Search the data for the word "title" and copy every line where it occurs.

_Records that describe figures:_
··········

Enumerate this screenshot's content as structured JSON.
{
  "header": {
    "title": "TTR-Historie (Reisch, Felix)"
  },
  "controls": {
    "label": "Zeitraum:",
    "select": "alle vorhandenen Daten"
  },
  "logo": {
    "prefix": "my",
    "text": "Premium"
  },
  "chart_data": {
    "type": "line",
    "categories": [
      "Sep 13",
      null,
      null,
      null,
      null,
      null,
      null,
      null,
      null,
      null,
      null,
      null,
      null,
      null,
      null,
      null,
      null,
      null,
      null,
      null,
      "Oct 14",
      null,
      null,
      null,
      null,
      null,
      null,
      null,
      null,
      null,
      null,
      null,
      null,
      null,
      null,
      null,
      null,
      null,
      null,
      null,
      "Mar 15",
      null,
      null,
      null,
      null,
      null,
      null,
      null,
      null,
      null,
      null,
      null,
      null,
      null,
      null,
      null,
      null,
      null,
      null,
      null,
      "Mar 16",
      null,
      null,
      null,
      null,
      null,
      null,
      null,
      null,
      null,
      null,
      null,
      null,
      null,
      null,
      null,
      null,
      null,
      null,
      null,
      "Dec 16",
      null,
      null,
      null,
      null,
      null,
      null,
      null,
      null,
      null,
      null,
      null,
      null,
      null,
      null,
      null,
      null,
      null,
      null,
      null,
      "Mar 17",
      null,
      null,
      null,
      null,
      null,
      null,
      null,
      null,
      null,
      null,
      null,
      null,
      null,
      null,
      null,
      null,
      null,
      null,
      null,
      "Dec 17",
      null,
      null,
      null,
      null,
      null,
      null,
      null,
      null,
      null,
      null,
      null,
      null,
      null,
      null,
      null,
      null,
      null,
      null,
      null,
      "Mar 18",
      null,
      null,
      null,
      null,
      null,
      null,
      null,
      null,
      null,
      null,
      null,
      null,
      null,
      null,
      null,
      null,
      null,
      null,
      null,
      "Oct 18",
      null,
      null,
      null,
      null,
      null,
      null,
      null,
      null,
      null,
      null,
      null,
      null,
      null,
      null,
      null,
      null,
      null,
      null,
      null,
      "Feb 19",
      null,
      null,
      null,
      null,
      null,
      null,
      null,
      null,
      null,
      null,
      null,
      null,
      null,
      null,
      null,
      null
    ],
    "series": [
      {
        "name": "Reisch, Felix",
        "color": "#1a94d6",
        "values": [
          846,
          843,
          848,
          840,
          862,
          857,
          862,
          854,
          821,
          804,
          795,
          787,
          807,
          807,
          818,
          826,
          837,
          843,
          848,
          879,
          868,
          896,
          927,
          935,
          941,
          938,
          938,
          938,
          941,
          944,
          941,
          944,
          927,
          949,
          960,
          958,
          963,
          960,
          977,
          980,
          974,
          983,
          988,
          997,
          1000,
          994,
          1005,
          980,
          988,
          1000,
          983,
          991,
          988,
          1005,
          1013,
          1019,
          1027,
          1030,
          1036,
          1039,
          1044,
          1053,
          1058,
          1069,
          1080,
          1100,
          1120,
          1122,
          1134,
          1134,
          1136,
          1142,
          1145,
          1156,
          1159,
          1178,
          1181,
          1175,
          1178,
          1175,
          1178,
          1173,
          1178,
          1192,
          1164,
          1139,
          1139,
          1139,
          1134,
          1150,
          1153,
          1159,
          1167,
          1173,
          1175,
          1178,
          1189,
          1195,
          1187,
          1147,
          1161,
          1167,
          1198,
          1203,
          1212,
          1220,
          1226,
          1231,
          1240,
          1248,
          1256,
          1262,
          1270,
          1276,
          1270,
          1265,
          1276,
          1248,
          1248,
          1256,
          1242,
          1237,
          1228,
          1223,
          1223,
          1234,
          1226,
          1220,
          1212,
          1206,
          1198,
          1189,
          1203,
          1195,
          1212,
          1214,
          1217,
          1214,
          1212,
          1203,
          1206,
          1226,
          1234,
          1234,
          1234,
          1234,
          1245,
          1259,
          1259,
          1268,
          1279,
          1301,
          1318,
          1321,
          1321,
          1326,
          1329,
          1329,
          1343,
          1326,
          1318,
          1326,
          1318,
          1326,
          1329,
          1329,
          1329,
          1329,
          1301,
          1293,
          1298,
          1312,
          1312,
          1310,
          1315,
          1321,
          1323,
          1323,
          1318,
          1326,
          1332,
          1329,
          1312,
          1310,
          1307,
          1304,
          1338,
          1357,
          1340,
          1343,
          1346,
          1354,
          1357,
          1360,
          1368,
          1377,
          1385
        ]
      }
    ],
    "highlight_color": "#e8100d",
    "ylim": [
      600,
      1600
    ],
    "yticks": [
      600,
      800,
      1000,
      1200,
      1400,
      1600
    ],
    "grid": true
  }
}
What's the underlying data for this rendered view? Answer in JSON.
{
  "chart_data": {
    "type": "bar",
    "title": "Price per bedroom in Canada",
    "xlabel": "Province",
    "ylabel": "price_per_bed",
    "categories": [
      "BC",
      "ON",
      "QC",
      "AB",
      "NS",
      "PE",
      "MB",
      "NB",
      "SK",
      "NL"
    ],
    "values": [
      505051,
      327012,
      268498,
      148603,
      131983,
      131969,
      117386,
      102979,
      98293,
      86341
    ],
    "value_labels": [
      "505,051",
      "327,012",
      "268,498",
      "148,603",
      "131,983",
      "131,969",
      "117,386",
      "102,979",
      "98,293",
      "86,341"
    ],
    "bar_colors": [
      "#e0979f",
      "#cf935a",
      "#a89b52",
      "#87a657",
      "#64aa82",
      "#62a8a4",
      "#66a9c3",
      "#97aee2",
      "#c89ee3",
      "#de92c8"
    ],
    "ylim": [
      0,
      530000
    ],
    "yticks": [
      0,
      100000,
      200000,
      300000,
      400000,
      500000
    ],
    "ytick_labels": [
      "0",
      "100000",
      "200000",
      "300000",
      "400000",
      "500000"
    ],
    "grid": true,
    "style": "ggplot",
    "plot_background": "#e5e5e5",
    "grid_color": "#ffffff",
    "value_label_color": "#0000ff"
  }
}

··········

_REPLY:_
    "title": "TTR-Historie (Reisch, Felix)"
    "title": "Price per bedroom in Canada",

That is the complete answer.